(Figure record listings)
* * *

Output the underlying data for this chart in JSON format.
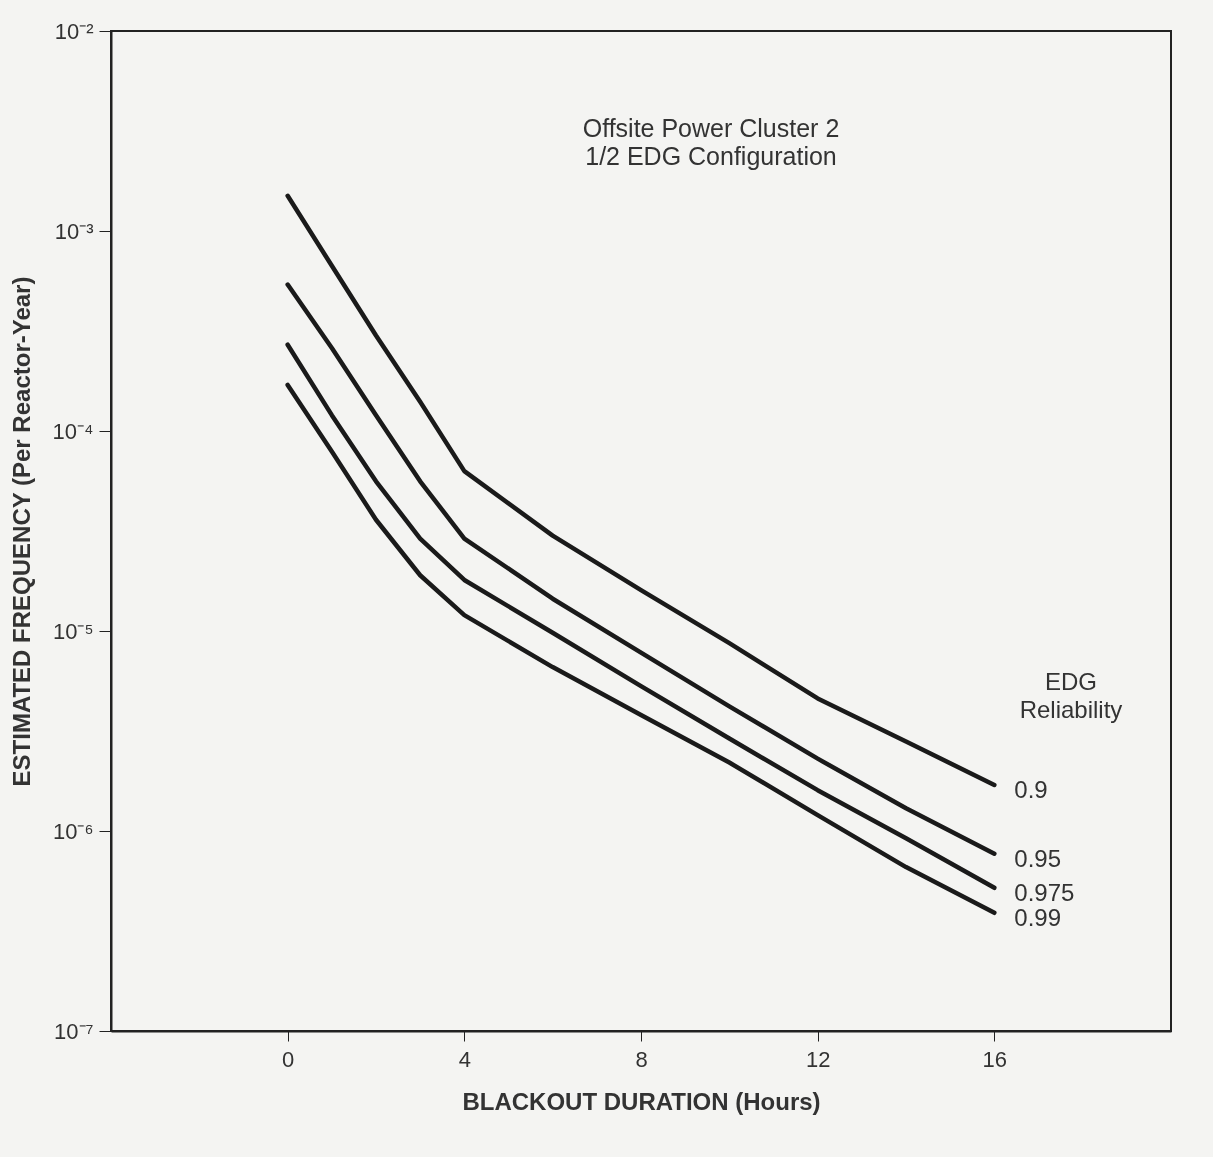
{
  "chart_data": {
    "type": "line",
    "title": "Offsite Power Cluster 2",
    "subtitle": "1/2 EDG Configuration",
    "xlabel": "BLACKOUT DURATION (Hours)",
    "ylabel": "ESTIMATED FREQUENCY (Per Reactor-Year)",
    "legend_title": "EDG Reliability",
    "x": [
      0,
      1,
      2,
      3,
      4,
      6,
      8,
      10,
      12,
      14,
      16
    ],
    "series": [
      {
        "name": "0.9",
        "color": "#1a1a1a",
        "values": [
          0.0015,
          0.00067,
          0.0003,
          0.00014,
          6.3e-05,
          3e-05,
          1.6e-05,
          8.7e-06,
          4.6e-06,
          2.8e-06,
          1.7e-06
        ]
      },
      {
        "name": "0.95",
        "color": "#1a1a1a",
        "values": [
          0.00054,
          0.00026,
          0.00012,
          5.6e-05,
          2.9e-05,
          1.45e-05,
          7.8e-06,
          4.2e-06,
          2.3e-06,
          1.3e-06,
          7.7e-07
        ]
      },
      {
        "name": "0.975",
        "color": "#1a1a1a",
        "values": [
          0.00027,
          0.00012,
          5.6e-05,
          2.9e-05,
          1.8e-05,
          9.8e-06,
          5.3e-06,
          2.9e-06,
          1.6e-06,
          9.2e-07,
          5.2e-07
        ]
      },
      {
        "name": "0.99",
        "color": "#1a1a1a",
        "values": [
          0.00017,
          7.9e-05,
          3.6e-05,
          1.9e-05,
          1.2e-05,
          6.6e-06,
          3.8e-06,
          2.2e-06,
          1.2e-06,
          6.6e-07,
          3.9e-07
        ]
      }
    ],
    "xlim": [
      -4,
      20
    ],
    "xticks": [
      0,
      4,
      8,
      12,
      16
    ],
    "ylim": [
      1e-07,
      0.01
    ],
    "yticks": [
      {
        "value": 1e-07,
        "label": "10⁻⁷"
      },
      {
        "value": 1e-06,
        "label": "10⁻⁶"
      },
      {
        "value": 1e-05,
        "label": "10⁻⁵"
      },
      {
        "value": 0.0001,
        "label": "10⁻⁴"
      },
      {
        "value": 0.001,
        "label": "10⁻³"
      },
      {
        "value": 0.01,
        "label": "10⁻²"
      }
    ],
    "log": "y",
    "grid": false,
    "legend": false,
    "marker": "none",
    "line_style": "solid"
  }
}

* * *

→ Given instruction
Reproduce all the records verbatim, excluding images.

→ Exercise output
Output the underlying data for this chart in JSON format.
{
  "chart_data": {
    "type": "line",
    "title": "Offsite Power Cluster 2",
    "subtitle": "1/2 EDG Configuration",
    "xlabel": "BLACKOUT DURATION (Hours)",
    "ylabel": "ESTIMATED FREQUENCY (Per Reactor-Year)",
    "legend_title": "EDG Reliability",
    "x": [
      0,
      1,
      2,
      3,
      4,
      6,
      8,
      10,
      12,
      14,
      16
    ],
    "series": [
      {
        "name": "0.9",
        "color": "#1a1a1a",
        "values": [
          0.0015,
          0.00067,
          0.0003,
          0.00014,
          6.3e-05,
          3e-05,
          1.6e-05,
          8.7e-06,
          4.6e-06,
          2.8e-06,
          1.7e-06
        ]
      },
      {
        "name": "0.95",
        "color": "#1a1a1a",
        "values": [
          0.00054,
          0.00026,
          0.00012,
          5.6e-05,
          2.9e-05,
          1.45e-05,
          7.8e-06,
          4.2e-06,
          2.3e-06,
          1.3e-06,
          7.7e-07
        ]
      },
      {
        "name": "0.975",
        "color": "#1a1a1a",
        "values": [
          0.00027,
          0.00012,
          5.6e-05,
          2.9e-05,
          1.8e-05,
          9.8e-06,
          5.3e-06,
          2.9e-06,
          1.6e-06,
          9.2e-07,
          5.2e-07
        ]
      },
      {
        "name": "0.99",
        "color": "#1a1a1a",
        "values": [
          0.00017,
          7.9e-05,
          3.6e-05,
          1.9e-05,
          1.2e-05,
          6.6e-06,
          3.8e-06,
          2.2e-06,
          1.2e-06,
          6.6e-07,
          3.9e-07
        ]
      }
    ],
    "xlim": [
      -4,
      20
    ],
    "xticks": [
      0,
      4,
      8,
      12,
      16
    ],
    "ylim": [
      1e-07,
      0.01
    ],
    "yticks": [
      {
        "value": 1e-07,
        "label": "10⁻⁷"
      },
      {
        "value": 1e-06,
        "label": "10⁻⁶"
      },
      {
        "value": 1e-05,
        "label": "10⁻⁵"
      },
      {
        "value": 0.0001,
        "label": "10⁻⁴"
      },
      {
        "value": 0.001,
        "label": "10⁻³"
      },
      {
        "value": 0.01,
        "label": "10⁻²"
      }
    ],
    "log": "y",
    "grid": false,
    "legend": false,
    "marker": "none",
    "line_style": "solid"
  }
}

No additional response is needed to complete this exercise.